• [WHAT IS EXPECTED] Tally the lines that hold the string "rigid", and reply with the count alone.
***
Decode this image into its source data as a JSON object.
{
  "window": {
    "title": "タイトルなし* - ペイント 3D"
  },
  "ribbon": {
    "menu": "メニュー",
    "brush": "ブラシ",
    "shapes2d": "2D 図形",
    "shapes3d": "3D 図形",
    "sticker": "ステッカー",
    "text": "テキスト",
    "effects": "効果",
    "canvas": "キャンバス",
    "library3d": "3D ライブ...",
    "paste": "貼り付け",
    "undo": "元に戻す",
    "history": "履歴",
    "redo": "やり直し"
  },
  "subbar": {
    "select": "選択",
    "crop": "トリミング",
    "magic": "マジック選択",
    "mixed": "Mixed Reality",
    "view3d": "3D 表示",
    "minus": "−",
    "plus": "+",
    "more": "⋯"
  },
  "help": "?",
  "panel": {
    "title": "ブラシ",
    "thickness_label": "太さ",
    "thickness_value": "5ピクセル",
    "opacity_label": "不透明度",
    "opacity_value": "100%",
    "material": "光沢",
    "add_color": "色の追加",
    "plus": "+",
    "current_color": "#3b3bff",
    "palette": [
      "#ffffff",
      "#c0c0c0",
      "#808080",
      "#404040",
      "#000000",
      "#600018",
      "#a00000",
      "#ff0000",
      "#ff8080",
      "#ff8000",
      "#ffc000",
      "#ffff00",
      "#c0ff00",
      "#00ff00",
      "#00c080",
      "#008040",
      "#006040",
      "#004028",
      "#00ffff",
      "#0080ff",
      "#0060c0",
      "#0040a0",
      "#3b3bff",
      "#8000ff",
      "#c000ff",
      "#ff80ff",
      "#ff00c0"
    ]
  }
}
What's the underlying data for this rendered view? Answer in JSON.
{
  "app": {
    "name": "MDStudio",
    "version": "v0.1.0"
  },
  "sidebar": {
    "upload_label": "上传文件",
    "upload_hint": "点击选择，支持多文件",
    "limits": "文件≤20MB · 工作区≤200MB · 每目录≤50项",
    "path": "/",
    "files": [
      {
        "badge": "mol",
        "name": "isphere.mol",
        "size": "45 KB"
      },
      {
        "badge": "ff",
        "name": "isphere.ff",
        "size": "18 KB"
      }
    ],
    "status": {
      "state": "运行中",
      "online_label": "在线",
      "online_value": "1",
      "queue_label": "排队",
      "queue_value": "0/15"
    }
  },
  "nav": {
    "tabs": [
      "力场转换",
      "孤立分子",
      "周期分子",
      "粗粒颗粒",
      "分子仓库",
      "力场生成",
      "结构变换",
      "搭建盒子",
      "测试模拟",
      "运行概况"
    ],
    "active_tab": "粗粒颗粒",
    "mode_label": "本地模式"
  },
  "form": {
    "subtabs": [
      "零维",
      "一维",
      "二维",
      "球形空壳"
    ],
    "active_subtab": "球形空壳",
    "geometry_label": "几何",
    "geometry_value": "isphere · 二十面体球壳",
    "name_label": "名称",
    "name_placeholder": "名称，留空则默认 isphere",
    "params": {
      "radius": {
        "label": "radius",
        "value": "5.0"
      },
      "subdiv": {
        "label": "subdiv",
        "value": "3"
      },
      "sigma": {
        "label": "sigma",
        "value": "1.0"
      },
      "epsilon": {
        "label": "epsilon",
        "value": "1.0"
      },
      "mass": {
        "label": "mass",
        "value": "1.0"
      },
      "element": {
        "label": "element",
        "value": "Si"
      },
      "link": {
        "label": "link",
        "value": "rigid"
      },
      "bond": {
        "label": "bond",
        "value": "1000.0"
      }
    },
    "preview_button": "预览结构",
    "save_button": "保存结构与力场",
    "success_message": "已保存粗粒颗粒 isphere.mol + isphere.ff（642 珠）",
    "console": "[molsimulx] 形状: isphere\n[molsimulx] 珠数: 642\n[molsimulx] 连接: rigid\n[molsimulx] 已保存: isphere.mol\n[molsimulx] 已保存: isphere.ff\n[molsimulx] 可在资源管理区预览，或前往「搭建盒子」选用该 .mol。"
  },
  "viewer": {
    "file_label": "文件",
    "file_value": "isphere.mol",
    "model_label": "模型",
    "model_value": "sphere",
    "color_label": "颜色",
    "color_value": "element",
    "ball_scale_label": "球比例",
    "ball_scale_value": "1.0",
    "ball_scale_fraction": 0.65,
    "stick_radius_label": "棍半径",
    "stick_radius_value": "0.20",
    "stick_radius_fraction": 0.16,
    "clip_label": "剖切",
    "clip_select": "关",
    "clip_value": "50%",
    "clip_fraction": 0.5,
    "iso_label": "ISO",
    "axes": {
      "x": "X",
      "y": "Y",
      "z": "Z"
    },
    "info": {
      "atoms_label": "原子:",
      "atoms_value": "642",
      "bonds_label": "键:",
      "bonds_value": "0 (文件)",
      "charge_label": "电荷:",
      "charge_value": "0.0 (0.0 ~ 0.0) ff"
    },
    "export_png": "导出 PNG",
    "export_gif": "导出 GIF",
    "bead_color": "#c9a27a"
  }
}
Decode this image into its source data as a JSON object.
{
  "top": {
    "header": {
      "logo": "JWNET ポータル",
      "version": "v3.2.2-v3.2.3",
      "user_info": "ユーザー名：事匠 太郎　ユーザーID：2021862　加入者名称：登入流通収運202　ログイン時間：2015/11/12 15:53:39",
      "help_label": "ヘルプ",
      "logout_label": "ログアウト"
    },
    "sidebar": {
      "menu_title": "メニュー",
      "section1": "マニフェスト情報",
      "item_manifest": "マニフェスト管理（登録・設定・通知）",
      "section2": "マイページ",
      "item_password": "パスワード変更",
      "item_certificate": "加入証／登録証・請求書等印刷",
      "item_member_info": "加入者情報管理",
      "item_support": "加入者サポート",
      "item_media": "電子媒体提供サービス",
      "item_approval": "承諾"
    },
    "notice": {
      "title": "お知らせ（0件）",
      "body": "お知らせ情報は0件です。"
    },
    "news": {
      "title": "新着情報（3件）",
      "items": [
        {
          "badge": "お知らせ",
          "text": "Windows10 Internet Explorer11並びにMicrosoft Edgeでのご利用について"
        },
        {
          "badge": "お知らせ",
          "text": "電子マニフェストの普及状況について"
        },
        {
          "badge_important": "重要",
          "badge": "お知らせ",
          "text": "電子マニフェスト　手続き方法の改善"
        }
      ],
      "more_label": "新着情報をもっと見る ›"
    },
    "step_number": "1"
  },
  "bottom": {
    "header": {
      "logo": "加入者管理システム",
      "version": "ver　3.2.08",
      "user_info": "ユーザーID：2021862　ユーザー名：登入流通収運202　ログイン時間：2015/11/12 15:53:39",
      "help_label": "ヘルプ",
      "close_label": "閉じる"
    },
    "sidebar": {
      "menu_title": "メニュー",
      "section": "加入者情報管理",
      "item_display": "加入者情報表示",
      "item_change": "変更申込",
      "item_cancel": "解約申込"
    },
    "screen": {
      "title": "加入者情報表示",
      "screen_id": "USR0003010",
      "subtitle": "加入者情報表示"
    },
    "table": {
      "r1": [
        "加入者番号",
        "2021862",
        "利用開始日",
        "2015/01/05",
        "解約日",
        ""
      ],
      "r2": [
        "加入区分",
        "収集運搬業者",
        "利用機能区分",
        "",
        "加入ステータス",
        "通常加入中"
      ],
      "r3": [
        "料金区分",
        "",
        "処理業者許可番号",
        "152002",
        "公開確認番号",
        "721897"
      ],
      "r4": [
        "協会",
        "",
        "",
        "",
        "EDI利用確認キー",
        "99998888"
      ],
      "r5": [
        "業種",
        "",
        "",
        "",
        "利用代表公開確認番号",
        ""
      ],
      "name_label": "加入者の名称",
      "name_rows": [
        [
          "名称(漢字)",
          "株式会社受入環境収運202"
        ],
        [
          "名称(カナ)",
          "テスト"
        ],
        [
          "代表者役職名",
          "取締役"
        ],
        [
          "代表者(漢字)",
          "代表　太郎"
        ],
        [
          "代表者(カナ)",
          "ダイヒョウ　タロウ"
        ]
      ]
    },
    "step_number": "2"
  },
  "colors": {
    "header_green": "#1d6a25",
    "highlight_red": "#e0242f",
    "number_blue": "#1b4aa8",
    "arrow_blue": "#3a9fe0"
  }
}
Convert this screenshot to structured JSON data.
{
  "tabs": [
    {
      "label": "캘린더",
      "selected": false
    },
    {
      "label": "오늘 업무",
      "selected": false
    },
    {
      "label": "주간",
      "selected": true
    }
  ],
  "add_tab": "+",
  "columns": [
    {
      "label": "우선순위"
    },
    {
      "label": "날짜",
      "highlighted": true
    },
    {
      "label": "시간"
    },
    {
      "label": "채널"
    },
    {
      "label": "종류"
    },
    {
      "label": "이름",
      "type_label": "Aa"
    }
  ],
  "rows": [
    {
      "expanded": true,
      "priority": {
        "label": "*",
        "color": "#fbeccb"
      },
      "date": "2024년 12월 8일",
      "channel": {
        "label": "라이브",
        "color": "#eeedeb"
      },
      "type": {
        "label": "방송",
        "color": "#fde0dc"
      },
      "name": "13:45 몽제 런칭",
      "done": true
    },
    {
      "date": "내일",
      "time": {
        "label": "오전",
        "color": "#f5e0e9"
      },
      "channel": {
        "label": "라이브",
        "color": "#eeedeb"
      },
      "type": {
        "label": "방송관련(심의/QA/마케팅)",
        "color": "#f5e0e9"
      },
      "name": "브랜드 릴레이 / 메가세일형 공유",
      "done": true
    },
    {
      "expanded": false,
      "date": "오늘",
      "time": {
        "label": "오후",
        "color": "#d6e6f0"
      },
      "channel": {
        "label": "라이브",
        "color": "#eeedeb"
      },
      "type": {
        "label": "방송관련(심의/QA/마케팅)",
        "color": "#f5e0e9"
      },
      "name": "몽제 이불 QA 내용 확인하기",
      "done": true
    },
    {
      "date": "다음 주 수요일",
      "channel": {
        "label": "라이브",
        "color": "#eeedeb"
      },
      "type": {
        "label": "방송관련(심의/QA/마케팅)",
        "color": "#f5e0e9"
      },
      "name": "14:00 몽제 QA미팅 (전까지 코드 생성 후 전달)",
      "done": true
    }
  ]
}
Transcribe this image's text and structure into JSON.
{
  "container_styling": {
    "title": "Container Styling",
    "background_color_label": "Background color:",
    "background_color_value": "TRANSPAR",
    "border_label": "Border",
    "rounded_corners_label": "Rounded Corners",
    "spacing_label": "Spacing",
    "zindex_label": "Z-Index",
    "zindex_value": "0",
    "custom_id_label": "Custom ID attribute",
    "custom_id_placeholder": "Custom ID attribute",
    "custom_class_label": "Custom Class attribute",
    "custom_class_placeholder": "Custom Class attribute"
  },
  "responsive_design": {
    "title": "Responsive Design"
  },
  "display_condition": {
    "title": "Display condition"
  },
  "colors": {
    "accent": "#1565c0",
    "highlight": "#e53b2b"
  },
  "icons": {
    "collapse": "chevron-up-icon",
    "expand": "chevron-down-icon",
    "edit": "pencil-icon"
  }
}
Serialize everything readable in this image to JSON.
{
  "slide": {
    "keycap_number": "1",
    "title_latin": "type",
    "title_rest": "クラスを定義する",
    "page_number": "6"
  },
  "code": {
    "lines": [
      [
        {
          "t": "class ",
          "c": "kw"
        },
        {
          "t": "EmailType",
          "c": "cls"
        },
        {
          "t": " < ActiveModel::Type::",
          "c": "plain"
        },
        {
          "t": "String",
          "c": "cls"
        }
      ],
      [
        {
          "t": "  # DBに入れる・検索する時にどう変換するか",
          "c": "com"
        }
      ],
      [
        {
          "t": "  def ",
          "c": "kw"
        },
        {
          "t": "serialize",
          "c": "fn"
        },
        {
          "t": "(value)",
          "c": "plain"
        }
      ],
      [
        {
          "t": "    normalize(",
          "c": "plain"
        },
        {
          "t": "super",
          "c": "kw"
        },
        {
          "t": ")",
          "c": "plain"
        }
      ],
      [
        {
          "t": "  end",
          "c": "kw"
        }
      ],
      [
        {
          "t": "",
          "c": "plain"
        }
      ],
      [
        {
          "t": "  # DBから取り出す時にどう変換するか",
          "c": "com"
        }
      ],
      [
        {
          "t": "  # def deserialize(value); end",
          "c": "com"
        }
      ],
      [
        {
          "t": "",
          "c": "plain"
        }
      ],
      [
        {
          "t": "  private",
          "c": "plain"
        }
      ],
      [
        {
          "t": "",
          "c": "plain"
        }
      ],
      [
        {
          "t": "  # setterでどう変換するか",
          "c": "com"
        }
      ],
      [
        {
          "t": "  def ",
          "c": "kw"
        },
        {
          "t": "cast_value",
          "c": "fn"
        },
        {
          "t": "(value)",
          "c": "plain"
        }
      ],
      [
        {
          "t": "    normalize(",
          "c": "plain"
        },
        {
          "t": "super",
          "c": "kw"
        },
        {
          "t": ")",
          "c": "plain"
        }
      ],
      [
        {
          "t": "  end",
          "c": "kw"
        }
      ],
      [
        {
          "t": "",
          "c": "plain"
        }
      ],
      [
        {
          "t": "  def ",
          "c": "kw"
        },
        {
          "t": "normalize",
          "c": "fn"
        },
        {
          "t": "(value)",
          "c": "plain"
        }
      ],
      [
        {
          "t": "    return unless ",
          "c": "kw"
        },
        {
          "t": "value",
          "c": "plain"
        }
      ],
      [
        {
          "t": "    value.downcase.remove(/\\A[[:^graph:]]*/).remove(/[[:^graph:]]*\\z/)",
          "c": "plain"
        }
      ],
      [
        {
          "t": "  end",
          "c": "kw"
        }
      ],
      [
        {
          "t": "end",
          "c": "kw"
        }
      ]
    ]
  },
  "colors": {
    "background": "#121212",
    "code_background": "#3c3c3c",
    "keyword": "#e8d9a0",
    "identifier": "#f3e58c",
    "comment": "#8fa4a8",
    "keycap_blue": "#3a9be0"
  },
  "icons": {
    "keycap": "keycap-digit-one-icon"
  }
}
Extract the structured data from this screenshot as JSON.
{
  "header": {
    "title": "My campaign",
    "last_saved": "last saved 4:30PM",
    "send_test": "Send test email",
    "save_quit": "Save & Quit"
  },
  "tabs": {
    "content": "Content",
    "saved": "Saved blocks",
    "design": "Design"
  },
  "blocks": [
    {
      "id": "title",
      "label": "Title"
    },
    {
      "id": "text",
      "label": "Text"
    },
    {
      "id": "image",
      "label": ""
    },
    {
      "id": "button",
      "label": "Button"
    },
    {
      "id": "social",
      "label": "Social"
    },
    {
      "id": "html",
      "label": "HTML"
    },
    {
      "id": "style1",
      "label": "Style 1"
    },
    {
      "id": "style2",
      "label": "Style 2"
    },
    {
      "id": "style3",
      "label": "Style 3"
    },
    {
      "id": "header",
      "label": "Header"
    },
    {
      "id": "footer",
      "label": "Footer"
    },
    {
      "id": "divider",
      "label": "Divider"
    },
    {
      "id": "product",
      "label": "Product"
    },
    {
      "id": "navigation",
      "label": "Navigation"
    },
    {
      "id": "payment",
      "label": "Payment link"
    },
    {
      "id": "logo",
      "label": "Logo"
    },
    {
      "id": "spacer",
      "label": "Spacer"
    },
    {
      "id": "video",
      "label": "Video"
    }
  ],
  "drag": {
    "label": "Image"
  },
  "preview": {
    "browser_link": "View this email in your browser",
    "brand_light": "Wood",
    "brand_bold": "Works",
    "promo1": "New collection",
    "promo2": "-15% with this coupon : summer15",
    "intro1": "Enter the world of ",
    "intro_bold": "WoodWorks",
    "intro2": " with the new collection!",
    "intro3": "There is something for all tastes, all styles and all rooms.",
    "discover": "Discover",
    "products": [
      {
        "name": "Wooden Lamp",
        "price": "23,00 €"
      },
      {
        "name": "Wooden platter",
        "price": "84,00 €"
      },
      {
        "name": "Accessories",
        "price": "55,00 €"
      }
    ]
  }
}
***
• [WRITTEN ANSWER] 2